- [Task details]: Once the pictures are set aside, transcribe the remaining data exactly.
==== Material ====
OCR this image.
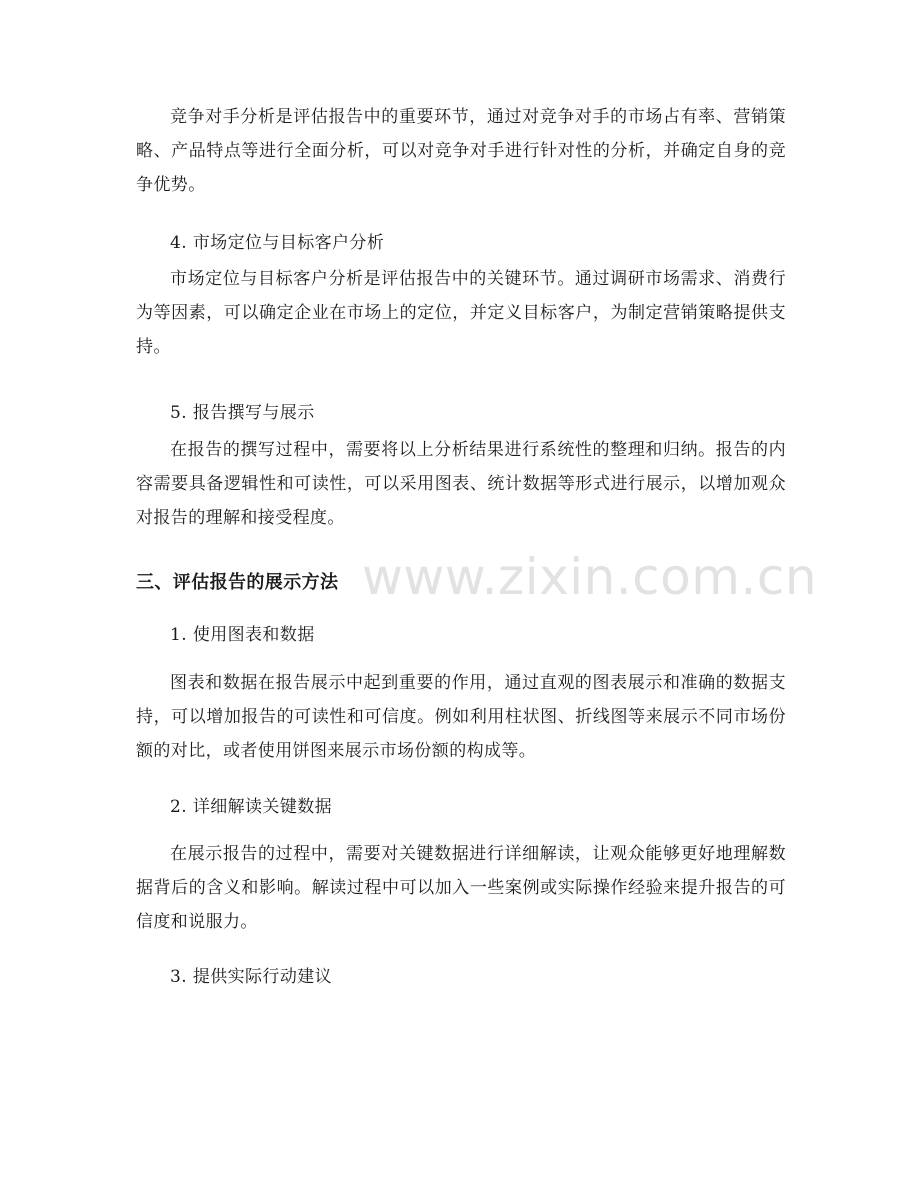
竞争对手分析是评估报告中的重要环节，通过对竞争对手的市场占有率、营销策略、产品特点等进行全面分析，可以对竞争对手进行针对性的分析，并确定自身的竞争优势。
4. 市场定位与目标客户分析
市场定位与目标客户分析是评估报告中的关键环节。通过调研市场需求、消费行为等因素，可以确定企业在市场上的定位，并定义目标客户，为制定营销策略提供支持。
5. 报告撰写与展示
在报告的撰写过程中，需要将以上分析结果进行系统性的整理和归纳。报告的内容需要具备逻辑性和可读性，可以采用图表、统计数据等形式进行展示，以增加观众对报告的理解和接受程度。
三、评估报告的展示方法
1. 使用图表和数据
图表和数据在报告展示中起到重要的作用，通过直观的图表展示和准确的数据支持，可以增加报告的可读性和可信度。例如利用柱状图、折线图等来展示不同市场份额的对比，或者使用饼图来展示市场份额的构成等。
2. 详细解读关键数据
在展示报告的过程中，需要对关键数据进行详细解读，让观众能够更好地理解数据背后的含义和影响。解读过程中可以加入一些案例或实际操作经验来提升报告的可信度和说服力。
3. 提供实际行动建议
www.zixin.com.cn
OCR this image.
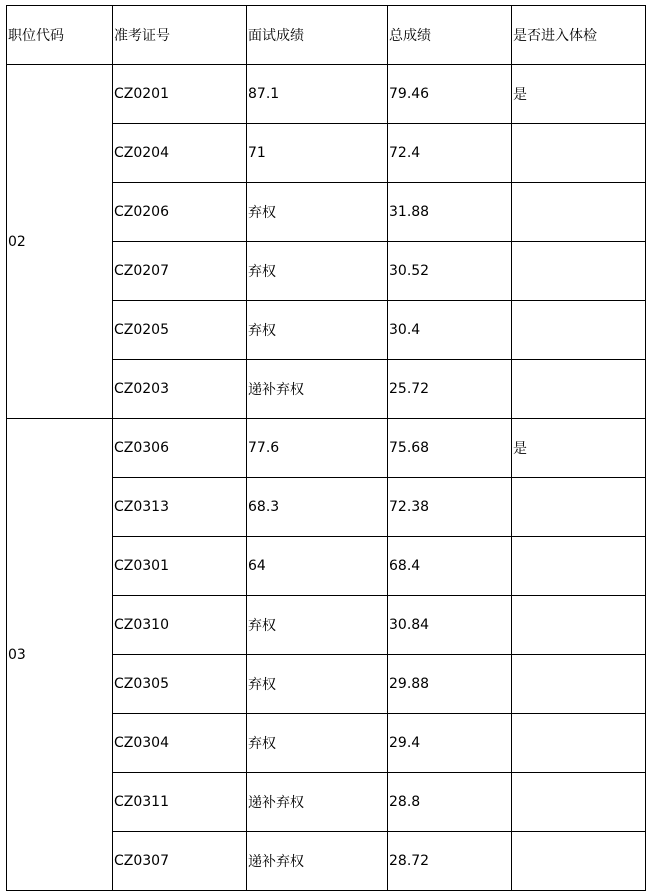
职位代码	准考证号	面试成绩	总成绩	是否进入体检
02	CZ0201	87.1	79.46	是
	CZ0204	71	72.4	
	CZ0206	弃权	31.88	
	CZ0207	弃权	30.52	
	CZ0205	弃权	30.4	
	CZ0203	递补弃权	25.72	
03	CZ0306	77.6	75.68	是
	CZ0313	68.3	72.38	
	CZ0301	64	68.4	
	CZ0310	弃权	30.84	
	CZ0305	弃权	29.88	
	CZ0304	弃权	29.4	
	CZ0311	递补弃权	28.8	
	CZ0307	递补弃权	28.72	
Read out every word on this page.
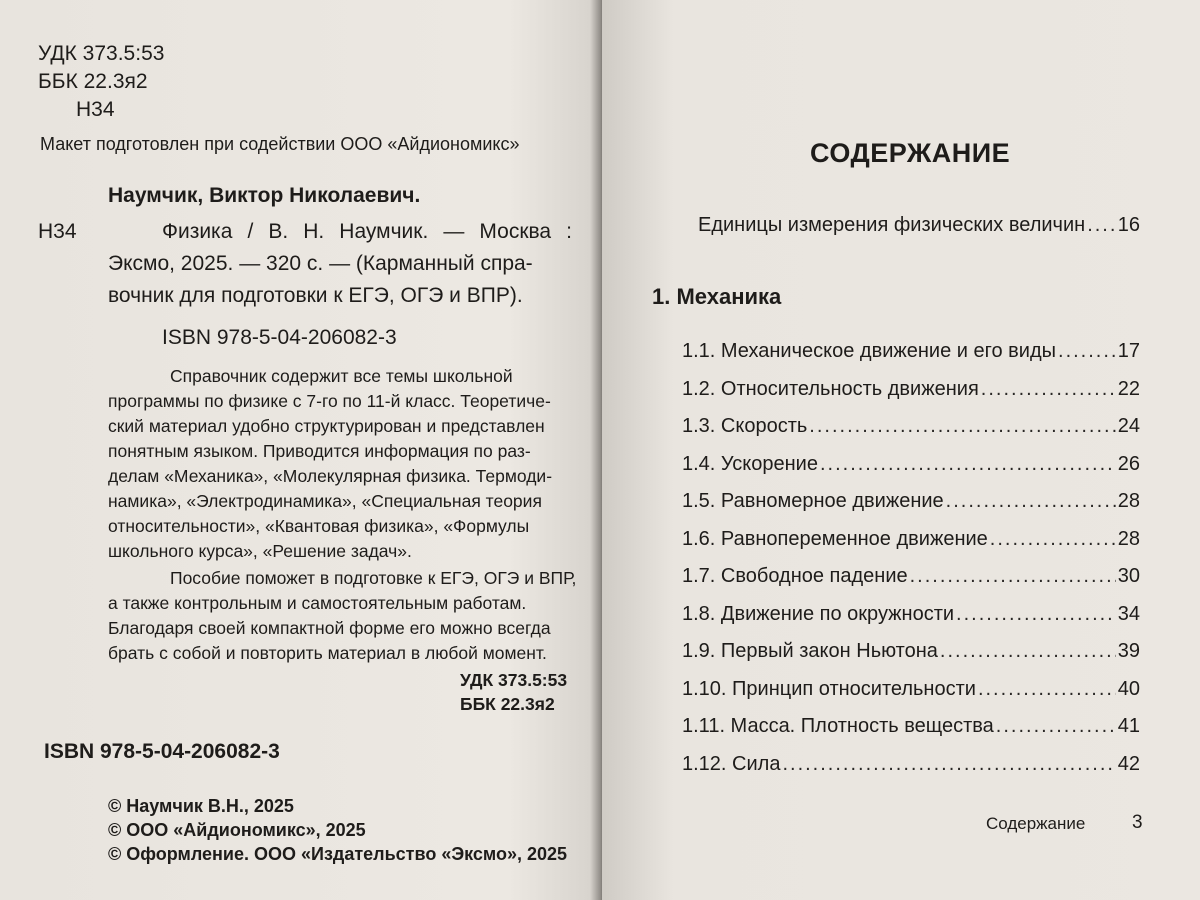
УДК 373.5:53
ББК 22.3я2
Н34
Макет подготовлен при содействии ООО «Айдиономикс»
Наумчик, Виктор Николаевич.
Н34	Физика / В. Н. Наумчик. — Москва :
Эксмо, 2025. — 320 с. — (Карманный спра-
вочник для подготовки к ЕГЭ, ОГЭ и ВПР).
ISBN 978-5-04-206082-3
Справочник содержит все темы школьной
программы по физике с 7-го по 11-й класс. Теоретиче-
ский материал удобно структурирован и представлен
понятным языком. Приводится информация по раз-
делам «Механика», «Молекулярная физика. Термоди-
намика», «Электродинамика», «Специальная теория
относительности», «Квантовая физика», «Формулы
школьного курса», «Решение задач».
Пособие поможет в подготовке к ЕГЭ, ОГЭ и ВПР,
а также контрольным и самостоятельным работам.
Благодаря своей компактной форме его можно всегда
брать с собой и повторить материал в любой момент.
УДК 373.5:53
ББК 22.3я2
ISBN 978-5-04-206082-3
© Наумчик В.Н., 2025
© ООО «Айдиономикс», 2025
© Оформление. ООО «Издательство «Эксмо», 2025
СОДЕРЖАНИЕ
Единицы измерения физических величин ..... 16
1. Механика
1.1. Механическое движение и его виды .....	17
1.2. Относительность движения .....	22
1.3. Скорость .....	24
1.4. Ускорение .....	26
1.5. Равномерное движение .....	28
1.6. Равнопеременное движение .....	28
1.7. Свободное падение .....	30
1.8. Движение по окружности .....	34
1.9. Первый закон Ньютона .....	39
1.10. Принцип относительности .....	40
1.11. Масса. Плотность вещества .....	41
1.12. Сила .....	42
Содержание 3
====
- [The solution]:
OCR this image.
竞争对手分析是评估报告中的重要环节，通过对竞争对手的市场占有率、营销策略、产品特点等进行全面分析，可以对竞争对手进行针对性的分析，并确定自身的竞争优势。
4. 市场定位与目标客户分析
市场定位与目标客户分析是评估报告中的关键环节。通过调研市场需求、消费行为等因素，可以确定企业在市场上的定位，并定义目标客户，为制定营销策略提供支持。
5. 报告撰写与展示
在报告的撰写过程中，需要将以上分析结果进行系统性的整理和归纳。报告的内容需要具备逻辑性和可读性，可以采用图表、统计数据等形式进行展示，以增加观众对报告的理解和接受程度。
三、评估报告的展示方法
1. 使用图表和数据
图表和数据在报告展示中起到重要的作用，通过直观的图表展示和准确的数据支持，可以增加报告的可读性和可信度。例如利用柱状图、折线图等来展示不同市场份额的对比，或者使用饼图来展示市场份额的构成等。
2. 详细解读关键数据
在展示报告的过程中，需要对关键数据进行详细解读，让观众能够更好地理解数据背后的含义和影响。解读过程中可以加入一些案例或实际操作经验来提升报告的可信度和说服力。
3. 提供实际行动建议
www.zixin.com.cn
OCR this image.
职位代码	准考证号	面试成绩	总成绩	是否进入体检
02	CZ0201	87.1	79.46	是
	CZ0204	71	72.4	
	CZ0206	弃权	31.88	
	CZ0207	弃权	30.52	
	CZ0205	弃权	30.4	
	CZ0203	递补弃权	25.72	
03	CZ0306	77.6	75.68	是
	CZ0313	68.3	72.38	
	CZ0301	64	68.4	
	CZ0310	弃权	30.84	
	CZ0305	弃权	29.88	
	CZ0304	弃权	29.4	
	CZ0311	递补弃权	28.8	
	CZ0307	递补弃权	28.72	
Read out every word on this page.
УДК 373.5:53
ББК 22.3я2
Н34
Макет подготовлен при содействии ООО «Айдиономикс»
Наумчик, Виктор Николаевич.
Н34	Физика / В. Н. Наумчик. — Москва :
Эксмо, 2025. — 320 с. — (Карманный спра-
вочник для подготовки к ЕГЭ, ОГЭ и ВПР).
ISBN 978-5-04-206082-3
Справочник содержит все темы школьной
программы по физике с 7-го по 11-й класс. Теоретиче-
ский материал удобно структурирован и представлен
понятным языком. Приводится информация по раз-
делам «Механика», «Молекулярная физика. Термоди-
намика», «Электродинамика», «Специальная теория
относительности», «Квантовая физика», «Формулы
школьного курса», «Решение задач».
Пособие поможет в подготовке к ЕГЭ, ОГЭ и ВПР,
а также контрольным и самостоятельным работам.
Благодаря своей компактной форме его можно всегда
брать с собой и повторить материал в любой момент.
УДК 373.5:53
ББК 22.3я2
ISBN 978-5-04-206082-3
© Наумчик В.Н., 2025
© ООО «Айдиономикс», 2025
© Оформление. ООО «Издательство «Эксмо», 2025
СОДЕРЖАНИЕ
Единицы измерения физических величин ..... 16
1. Механика
1.1. Механическое движение и его виды .....	17
1.2. Относительность движения .....	22
1.3. Скорость .....	24
1.4. Ускорение .....	26
1.5. Равномерное движение .....	28
1.6. Равнопеременное движение .....	28
1.7. Свободное падение .....	30
1.8. Движение по окружности .....	34
1.9. Первый закон Ньютона .....	39
1.10. Принцип относительности .....	40
1.11. Масса. Плотность вещества .....	41
1.12. Сила .....	42
Содержание 3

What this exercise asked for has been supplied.